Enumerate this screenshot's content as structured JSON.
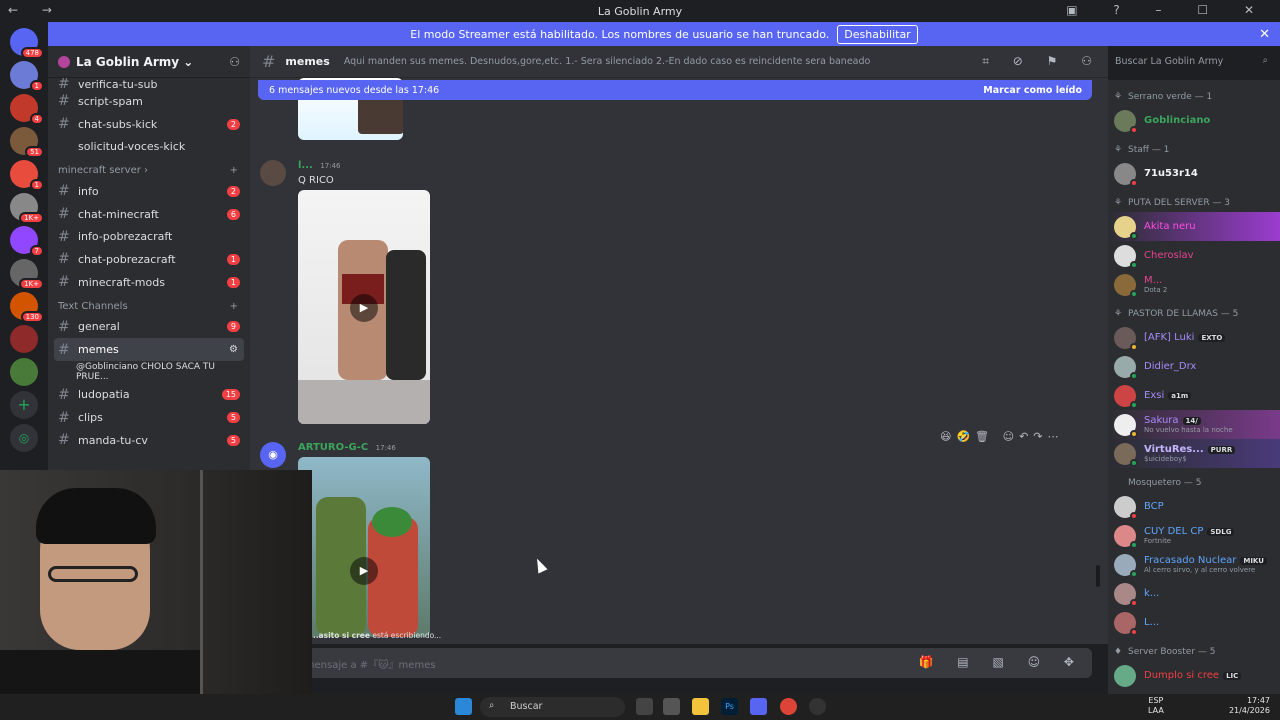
{
  "window": {
    "title": "La Goblin Army"
  },
  "notice": {
    "text": "El modo Streamer está habilitado. Los nombres de usuario se han truncado.",
    "button": "Deshabilitar"
  },
  "rail": {
    "badges": [
      "478",
      "1",
      "4",
      "51",
      "1",
      "1K+",
      "7",
      "1K+",
      "130"
    ]
  },
  "server": {
    "name": "La Goblin Army"
  },
  "channels": {
    "items": [
      {
        "label": "verifica-tu-sub",
        "badge": ""
      },
      {
        "label": "script-spam",
        "badge": ""
      },
      {
        "label": "chat-subs-kick",
        "badge": "2"
      },
      {
        "label": "solicitud-voces-kick",
        "badge": ""
      }
    ],
    "cat_minecraft": "minecraft server",
    "minecraft": [
      {
        "label": "info",
        "badge": "2"
      },
      {
        "label": "chat-minecraft",
        "badge": "6"
      },
      {
        "label": "info-pobrezacraft",
        "badge": ""
      },
      {
        "label": "chat-pobrezacraft",
        "badge": "1"
      },
      {
        "label": "minecraft-mods",
        "badge": "1"
      }
    ],
    "cat_text": "Text Channels",
    "text": [
      {
        "label": "general",
        "badge": "9"
      },
      {
        "label": "memes",
        "badge": ""
      },
      {
        "label": "@Goblinciano CHOLO SACA TU PRUE...",
        "badge": ""
      },
      {
        "label": "ludopatia",
        "badge": "15"
      },
      {
        "label": "clips",
        "badge": "5"
      },
      {
        "label": "manda-tu-cv",
        "badge": "5"
      }
    ]
  },
  "header": {
    "channel": "memes",
    "topic": "Aqui manden sus memes. Desnudos,gore,etc. 1.- Sera silenciado 2.-En dado caso es reincidente sera baneado",
    "search_placeholder": "Buscar La Goblin Army"
  },
  "newbar": {
    "text": "6 mensajes nuevos desde las 17:46",
    "mark": "Marcar como leído"
  },
  "messages": [
    {
      "author": "l...",
      "time": "17:46",
      "text": "Q RICO",
      "author_color": "#3ba55c"
    },
    {
      "author": "ARTURO-G-C",
      "time": "17:46",
      "text": "",
      "author_color": "#3ba55c"
    }
  ],
  "typing": {
    "name": "...asito si cree",
    "text": "está escribiendo..."
  },
  "composer": {
    "placeholder": "Enviar mensaje a #『🐱』memes"
  },
  "members": [
    {
      "category": "Serrano verde — 1",
      "items": [
        {
          "name": "Goblinciano",
          "color": "#3ba55c",
          "sub": "",
          "tag": ""
        }
      ]
    },
    {
      "category": "Staff — 1",
      "items": [
        {
          "name": "71u53r14",
          "color": "#f2f3f5",
          "sub": "",
          "tag": ""
        }
      ]
    },
    {
      "category": "PUTA DEL SERVER — 3",
      "items": [
        {
          "name": "Akita neru",
          "color": "#ff4de1",
          "sub": "",
          "tag": ""
        },
        {
          "name": "Cheroslav",
          "color": "#e84393",
          "sub": "",
          "tag": ""
        },
        {
          "name": "M...",
          "color": "#e84393",
          "sub": "Dota 2",
          "tag": ""
        }
      ]
    },
    {
      "category": "PASTOR DE LLAMAS — 5",
      "items": [
        {
          "name": "[AFK] Luki",
          "color": "#a78bfa",
          "sub": "",
          "tag": "EXTO"
        },
        {
          "name": "Didier_Drx",
          "color": "#a78bfa",
          "sub": "",
          "tag": ""
        },
        {
          "name": "Exsi",
          "color": "#a78bfa",
          "sub": "",
          "tag": "a1m"
        },
        {
          "name": "Sakura",
          "color": "#a78bfa",
          "sub": "No vuelvo hasta la noche",
          "tag": "14/"
        },
        {
          "name": "VirtuRes...",
          "color": "#c4b5fd",
          "sub": "$uicideboy$",
          "tag": "PURR"
        }
      ]
    },
    {
      "category": "Mosquetero — 5",
      "items": [
        {
          "name": "BCP",
          "color": "#60a5fa",
          "sub": "",
          "tag": ""
        },
        {
          "name": "CUY DEL CP",
          "color": "#60a5fa",
          "sub": "Fortnite",
          "tag": "SDLG"
        },
        {
          "name": "Fracasado Nuclear",
          "color": "#60a5fa",
          "sub": "Al cerro sirvo, y al cerro volvere",
          "tag": "MIKU"
        },
        {
          "name": "k...",
          "color": "#60a5fa",
          "sub": "",
          "tag": ""
        },
        {
          "name": "L...",
          "color": "#60a5fa",
          "sub": "",
          "tag": ""
        }
      ]
    },
    {
      "category": "Server Booster — 5",
      "items": [
        {
          "name": "Dumplo si cree",
          "color": "#f23f43",
          "sub": "",
          "tag": "LIC"
        }
      ]
    }
  ],
  "taskbar": {
    "search": "Buscar",
    "lang1": "ESP",
    "lang2": "LAA",
    "time": "17:47",
    "date": "21/4/2026"
  }
}
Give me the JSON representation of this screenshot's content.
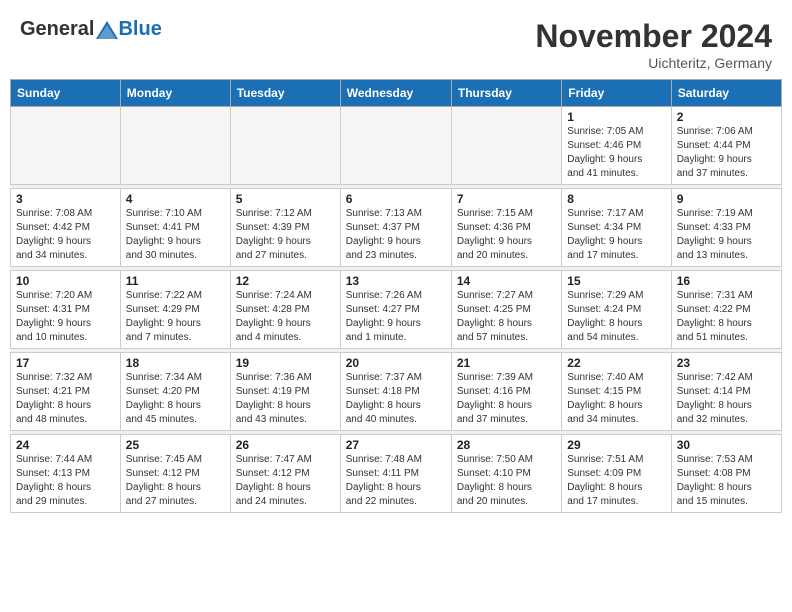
{
  "header": {
    "logo_general": "General",
    "logo_blue": "Blue",
    "month_title": "November 2024",
    "location": "Uichteritz, Germany"
  },
  "weekdays": [
    "Sunday",
    "Monday",
    "Tuesday",
    "Wednesday",
    "Thursday",
    "Friday",
    "Saturday"
  ],
  "weeks": [
    [
      {
        "day": "",
        "info": ""
      },
      {
        "day": "",
        "info": ""
      },
      {
        "day": "",
        "info": ""
      },
      {
        "day": "",
        "info": ""
      },
      {
        "day": "",
        "info": ""
      },
      {
        "day": "1",
        "info": "Sunrise: 7:05 AM\nSunset: 4:46 PM\nDaylight: 9 hours\nand 41 minutes."
      },
      {
        "day": "2",
        "info": "Sunrise: 7:06 AM\nSunset: 4:44 PM\nDaylight: 9 hours\nand 37 minutes."
      }
    ],
    [
      {
        "day": "3",
        "info": "Sunrise: 7:08 AM\nSunset: 4:42 PM\nDaylight: 9 hours\nand 34 minutes."
      },
      {
        "day": "4",
        "info": "Sunrise: 7:10 AM\nSunset: 4:41 PM\nDaylight: 9 hours\nand 30 minutes."
      },
      {
        "day": "5",
        "info": "Sunrise: 7:12 AM\nSunset: 4:39 PM\nDaylight: 9 hours\nand 27 minutes."
      },
      {
        "day": "6",
        "info": "Sunrise: 7:13 AM\nSunset: 4:37 PM\nDaylight: 9 hours\nand 23 minutes."
      },
      {
        "day": "7",
        "info": "Sunrise: 7:15 AM\nSunset: 4:36 PM\nDaylight: 9 hours\nand 20 minutes."
      },
      {
        "day": "8",
        "info": "Sunrise: 7:17 AM\nSunset: 4:34 PM\nDaylight: 9 hours\nand 17 minutes."
      },
      {
        "day": "9",
        "info": "Sunrise: 7:19 AM\nSunset: 4:33 PM\nDaylight: 9 hours\nand 13 minutes."
      }
    ],
    [
      {
        "day": "10",
        "info": "Sunrise: 7:20 AM\nSunset: 4:31 PM\nDaylight: 9 hours\nand 10 minutes."
      },
      {
        "day": "11",
        "info": "Sunrise: 7:22 AM\nSunset: 4:29 PM\nDaylight: 9 hours\nand 7 minutes."
      },
      {
        "day": "12",
        "info": "Sunrise: 7:24 AM\nSunset: 4:28 PM\nDaylight: 9 hours\nand 4 minutes."
      },
      {
        "day": "13",
        "info": "Sunrise: 7:26 AM\nSunset: 4:27 PM\nDaylight: 9 hours\nand 1 minute."
      },
      {
        "day": "14",
        "info": "Sunrise: 7:27 AM\nSunset: 4:25 PM\nDaylight: 8 hours\nand 57 minutes."
      },
      {
        "day": "15",
        "info": "Sunrise: 7:29 AM\nSunset: 4:24 PM\nDaylight: 8 hours\nand 54 minutes."
      },
      {
        "day": "16",
        "info": "Sunrise: 7:31 AM\nSunset: 4:22 PM\nDaylight: 8 hours\nand 51 minutes."
      }
    ],
    [
      {
        "day": "17",
        "info": "Sunrise: 7:32 AM\nSunset: 4:21 PM\nDaylight: 8 hours\nand 48 minutes."
      },
      {
        "day": "18",
        "info": "Sunrise: 7:34 AM\nSunset: 4:20 PM\nDaylight: 8 hours\nand 45 minutes."
      },
      {
        "day": "19",
        "info": "Sunrise: 7:36 AM\nSunset: 4:19 PM\nDaylight: 8 hours\nand 43 minutes."
      },
      {
        "day": "20",
        "info": "Sunrise: 7:37 AM\nSunset: 4:18 PM\nDaylight: 8 hours\nand 40 minutes."
      },
      {
        "day": "21",
        "info": "Sunrise: 7:39 AM\nSunset: 4:16 PM\nDaylight: 8 hours\nand 37 minutes."
      },
      {
        "day": "22",
        "info": "Sunrise: 7:40 AM\nSunset: 4:15 PM\nDaylight: 8 hours\nand 34 minutes."
      },
      {
        "day": "23",
        "info": "Sunrise: 7:42 AM\nSunset: 4:14 PM\nDaylight: 8 hours\nand 32 minutes."
      }
    ],
    [
      {
        "day": "24",
        "info": "Sunrise: 7:44 AM\nSunset: 4:13 PM\nDaylight: 8 hours\nand 29 minutes."
      },
      {
        "day": "25",
        "info": "Sunrise: 7:45 AM\nSunset: 4:12 PM\nDaylight: 8 hours\nand 27 minutes."
      },
      {
        "day": "26",
        "info": "Sunrise: 7:47 AM\nSunset: 4:12 PM\nDaylight: 8 hours\nand 24 minutes."
      },
      {
        "day": "27",
        "info": "Sunrise: 7:48 AM\nSunset: 4:11 PM\nDaylight: 8 hours\nand 22 minutes."
      },
      {
        "day": "28",
        "info": "Sunrise: 7:50 AM\nSunset: 4:10 PM\nDaylight: 8 hours\nand 20 minutes."
      },
      {
        "day": "29",
        "info": "Sunrise: 7:51 AM\nSunset: 4:09 PM\nDaylight: 8 hours\nand 17 minutes."
      },
      {
        "day": "30",
        "info": "Sunrise: 7:53 AM\nSunset: 4:08 PM\nDaylight: 8 hours\nand 15 minutes."
      }
    ]
  ]
}
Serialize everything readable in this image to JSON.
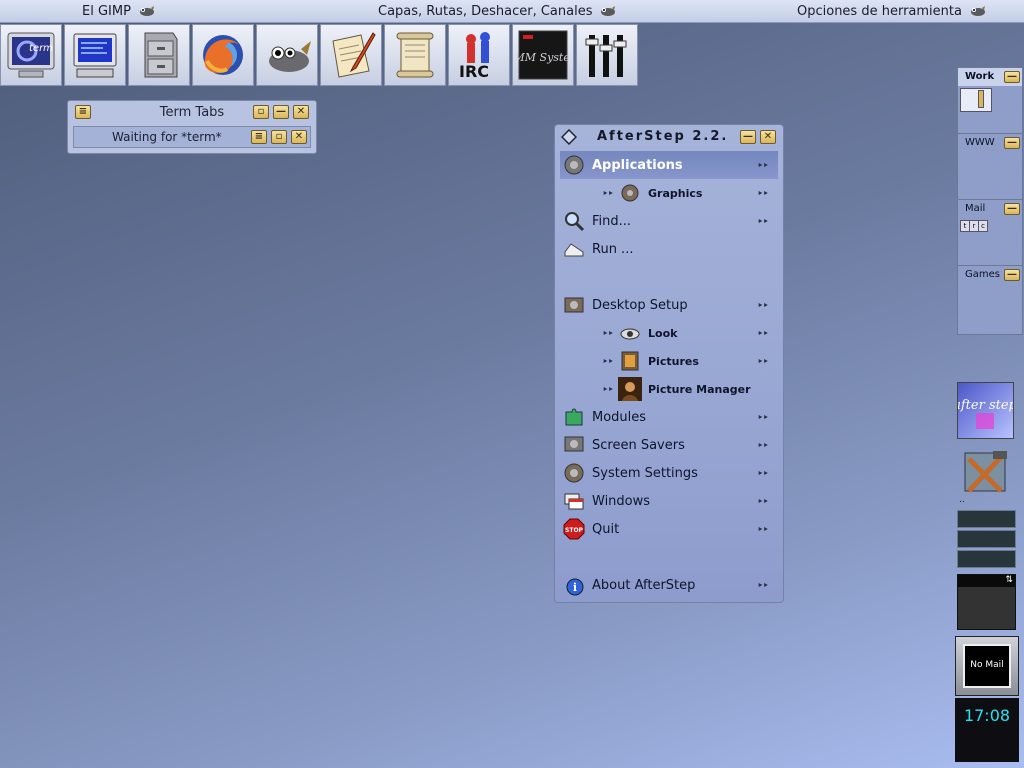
{
  "taskbar": {
    "tasks": [
      {
        "label": "El GIMP",
        "icon": "wilber-icon"
      },
      {
        "label": "Capas, Rutas, Deshacer, Canales",
        "icon": "wilber-icon"
      },
      {
        "label": "Opciones de herramienta",
        "icon": "wilber-icon"
      }
    ]
  },
  "launcher": {
    "items": [
      {
        "name": "aterm",
        "label": "term",
        "icon": "terminal-icon"
      },
      {
        "name": "monitor",
        "icon": "monitor-icon"
      },
      {
        "name": "file-manager",
        "icon": "file-cabinet-icon"
      },
      {
        "name": "firefox",
        "icon": "firefox-icon"
      },
      {
        "name": "gimp",
        "icon": "gimp-icon"
      },
      {
        "name": "text-editor",
        "icon": "quill-paper-icon"
      },
      {
        "name": "viewer",
        "icon": "scroll-icon"
      },
      {
        "name": "irc",
        "label": "IRC",
        "icon": "irc-icon"
      },
      {
        "name": "xmms",
        "label": "XMM System",
        "icon": "xmms-icon"
      },
      {
        "name": "mixer",
        "icon": "mixer-sliders-icon"
      }
    ]
  },
  "term_tabs": {
    "title": "Term Tabs",
    "tab_label": "Waiting for *term*"
  },
  "menu": {
    "title": "AfterStep 2.2.",
    "items": [
      {
        "label": "Applications",
        "icon": "gears-icon",
        "selected": true,
        "sub": false
      },
      {
        "label": "Graphics",
        "icon": "gears-icon",
        "sub": true
      },
      {
        "label": "Find...",
        "icon": "magnifier-icon",
        "sub": false
      },
      {
        "label": "Run ...",
        "icon": "sneaker-icon",
        "sub": false
      },
      {
        "label": "Desktop Setup",
        "icon": "gears-icon",
        "sub": false
      },
      {
        "label": "Look",
        "icon": "eye-icon",
        "sub": true
      },
      {
        "label": "Pictures",
        "icon": "gears-icon",
        "sub": true
      },
      {
        "label": "Picture Manager",
        "icon": "portrait-icon",
        "sub": true
      },
      {
        "label": "Modules",
        "icon": "puzzle-icon",
        "sub": false
      },
      {
        "label": "Screen Savers",
        "icon": "gears-icon",
        "sub": false
      },
      {
        "label": "System Settings",
        "icon": "gears-icon",
        "sub": false
      },
      {
        "label": "Windows",
        "icon": "windows-icon",
        "sub": false
      },
      {
        "label": "Quit",
        "icon": "stop-sign-icon",
        "sub": false,
        "stop_text": "STOP"
      },
      {
        "label": "About AfterStep",
        "icon": "info-icon",
        "sub": false
      }
    ]
  },
  "pager": {
    "desks": [
      {
        "label": "Work"
      },
      {
        "label": "WWW"
      },
      {
        "label": "Mail",
        "mini_windows": [
          "t",
          "r",
          "c"
        ]
      },
      {
        "label": "Games"
      }
    ]
  },
  "wharf": {
    "afterstep_logo_text": "after step",
    "mail_status": "No Mail",
    "clock": "17:08"
  },
  "colors": {
    "accent_gold": "#e3c26b",
    "menu_bg": "#98a7d4",
    "clock_text": "#28e0f0"
  }
}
= = = = =
→ GOAL:
Pick out every line of the listing containing the word "minecraft", and show those lines.

→ TASK OUTPUT:
    "cat_minecraft": "minecraft server",
    "minecraft": [
        "label": "chat-minecraft",
        "label": "minecraft-mods",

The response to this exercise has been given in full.